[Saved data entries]
_ _ _ _ _ _ _

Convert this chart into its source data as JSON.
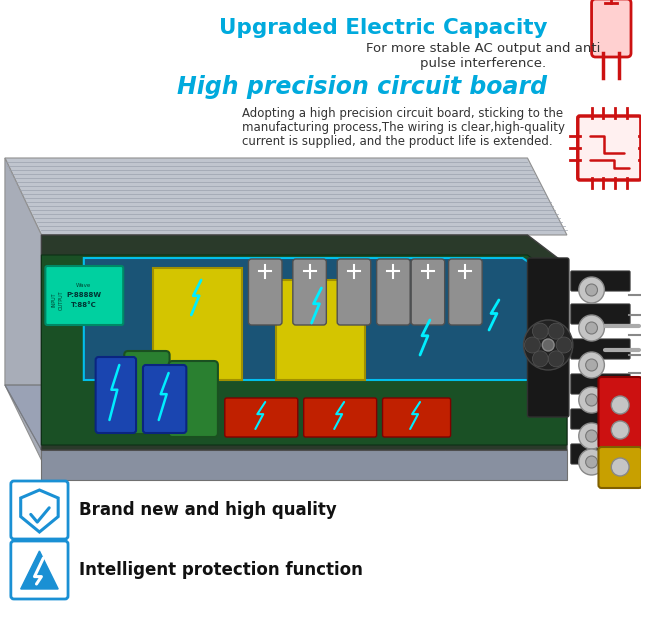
{
  "title1": "Upgraded Electric Capacity",
  "title1_color": "#00aadd",
  "subtitle1_line1": "For more stable AC output and anti",
  "subtitle1_line2": "pulse interference.",
  "title2": "High precision circuit board",
  "title2_color": "#00aadd",
  "subtitle2_line1": "Adopting a high precision circuit board, sticking to the",
  "subtitle2_line2": "manufacturing process,The wiring is clear,high-quality",
  "subtitle2_line3": "current is supplied, and the product life is extended.",
  "feature1_text": "Brand new and high quality",
  "feature2_text": "Intelligent protection function",
  "bg_color": "#ffffff",
  "text_color": "#333333",
  "icon_color": "#1a90d4",
  "red_color": "#cc1111"
}
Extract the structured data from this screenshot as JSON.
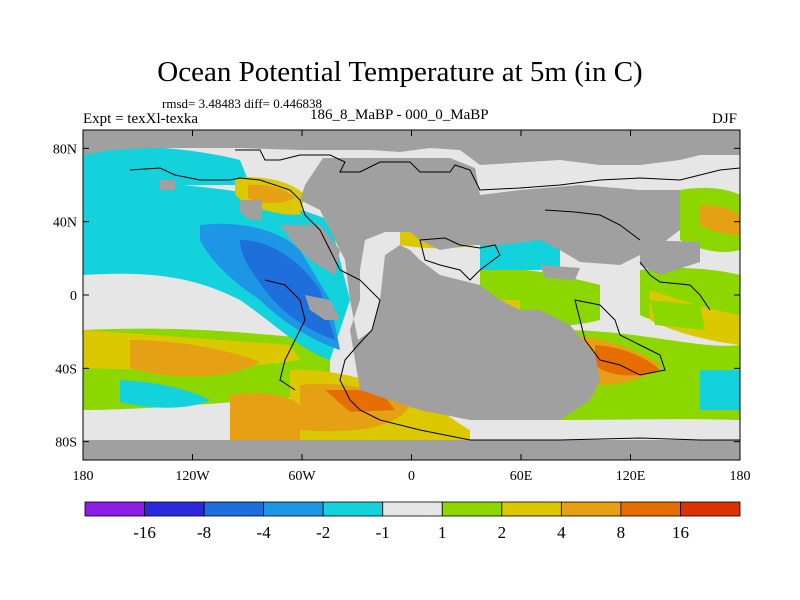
{
  "title": "Ocean Potential Temperature at 5m (in C)",
  "stats_text": "rmsd= 3.48483 diff= 0.446838",
  "expt_text": "Expt = texXl-texka",
  "difference_text": "186_8_MaBP - 000_0_MaBP",
  "season": "DJF",
  "map": {
    "land_color": "#a0a0a0",
    "background_color": "#e6e6e6",
    "outline_color": "#000000",
    "x_ticks": [
      {
        "lon": -180,
        "label": "180"
      },
      {
        "lon": -120,
        "label": "120W"
      },
      {
        "lon": -60,
        "label": "60W"
      },
      {
        "lon": 0,
        "label": "0"
      },
      {
        "lon": 60,
        "label": "60E"
      },
      {
        "lon": 120,
        "label": "120E"
      },
      {
        "lon": 180,
        "label": "180"
      }
    ],
    "y_ticks": [
      {
        "lat": 80,
        "label": "80N"
      },
      {
        "lat": 40,
        "label": "40N"
      },
      {
        "lat": 0,
        "label": "0"
      },
      {
        "lat": -40,
        "label": "40S"
      },
      {
        "lat": -80,
        "label": "80S"
      }
    ],
    "lon_range": [
      -180,
      180
    ],
    "lat_range": [
      -90,
      90
    ]
  },
  "colorbar": {
    "colors": [
      "#8c1ee6",
      "#2d28dc",
      "#1e6edc",
      "#1e96e6",
      "#14d2dc",
      "#e6e6e6",
      "#8cd700",
      "#dcc800",
      "#e6a014",
      "#e66e00",
      "#dc3200"
    ],
    "labels": [
      "-16",
      "-8",
      "-4",
      "-2",
      "-1",
      "1",
      "2",
      "4",
      "8",
      "16"
    ]
  }
}
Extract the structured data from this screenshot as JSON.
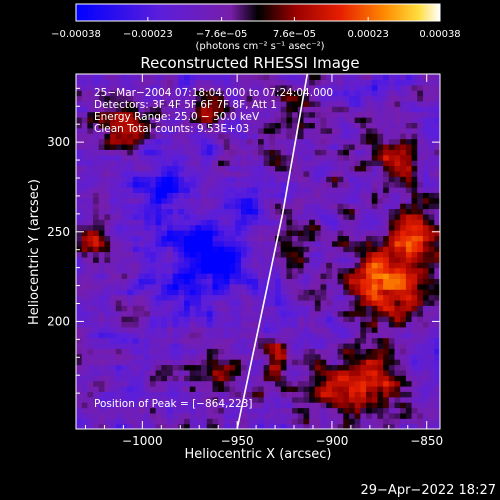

_ _ _ _ _ _ _

SHORT PROBLEM:
Copy the listing exactly. Any image in it stays out of the copy.

ANSWER TO THE EXERCISE:
Convert this chart into its source data as JSON.
{
  "title1": "Upgraded Electric Capacity",
  "title1_color": "#00aadd",
  "subtitle1_line1": "For more stable AC output and anti",
  "subtitle1_line2": "pulse interference.",
  "title2": "High precision circuit board",
  "title2_color": "#00aadd",
  "subtitle2_line1": "Adopting a high precision circuit board, sticking to the",
  "subtitle2_line2": "manufacturing process,The wiring is clear,high-quality",
  "subtitle2_line3": "current is supplied, and the product life is extended.",
  "feature1_text": "Brand new and high quality",
  "feature2_text": "Intelligent protection function",
  "bg_color": "#ffffff",
  "text_color": "#333333",
  "icon_color": "#1a90d4",
  "red_color": "#cc1111"
}
Extract the structured data from this screenshot as JSON.
{
  "title": "Ocean Potential Temperature at 5m (in C)",
  "stats_text": "rmsd= 3.48483 diff= 0.446838",
  "expt_text": "Expt = texXl-texka",
  "difference_text": "186_8_MaBP - 000_0_MaBP",
  "season": "DJF",
  "map": {
    "land_color": "#a0a0a0",
    "background_color": "#e6e6e6",
    "outline_color": "#000000",
    "x_ticks": [
      {
        "lon": -180,
        "label": "180"
      },
      {
        "lon": -120,
        "label": "120W"
      },
      {
        "lon": -60,
        "label": "60W"
      },
      {
        "lon": 0,
        "label": "0"
      },
      {
        "lon": 60,
        "label": "60E"
      },
      {
        "lon": 120,
        "label": "120E"
      },
      {
        "lon": 180,
        "label": "180"
      }
    ],
    "y_ticks": [
      {
        "lat": 80,
        "label": "80N"
      },
      {
        "lat": 40,
        "label": "40N"
      },
      {
        "lat": 0,
        "label": "0"
      },
      {
        "lat": -40,
        "label": "40S"
      },
      {
        "lat": -80,
        "label": "80S"
      }
    ],
    "lon_range": [
      -180,
      180
    ],
    "lat_range": [
      -90,
      90
    ]
  },
  "colorbar": {
    "colors": [
      "#8c1ee6",
      "#2d28dc",
      "#1e6edc",
      "#1e96e6",
      "#14d2dc",
      "#e6e6e6",
      "#8cd700",
      "#dcc800",
      "#e6a014",
      "#e66e00",
      "#dc3200"
    ],
    "labels": [
      "-16",
      "-8",
      "-4",
      "-2",
      "-1",
      "1",
      "2",
      "4",
      "8",
      "16"
    ]
  }
}
Extract the structured data from this screenshot as JSON.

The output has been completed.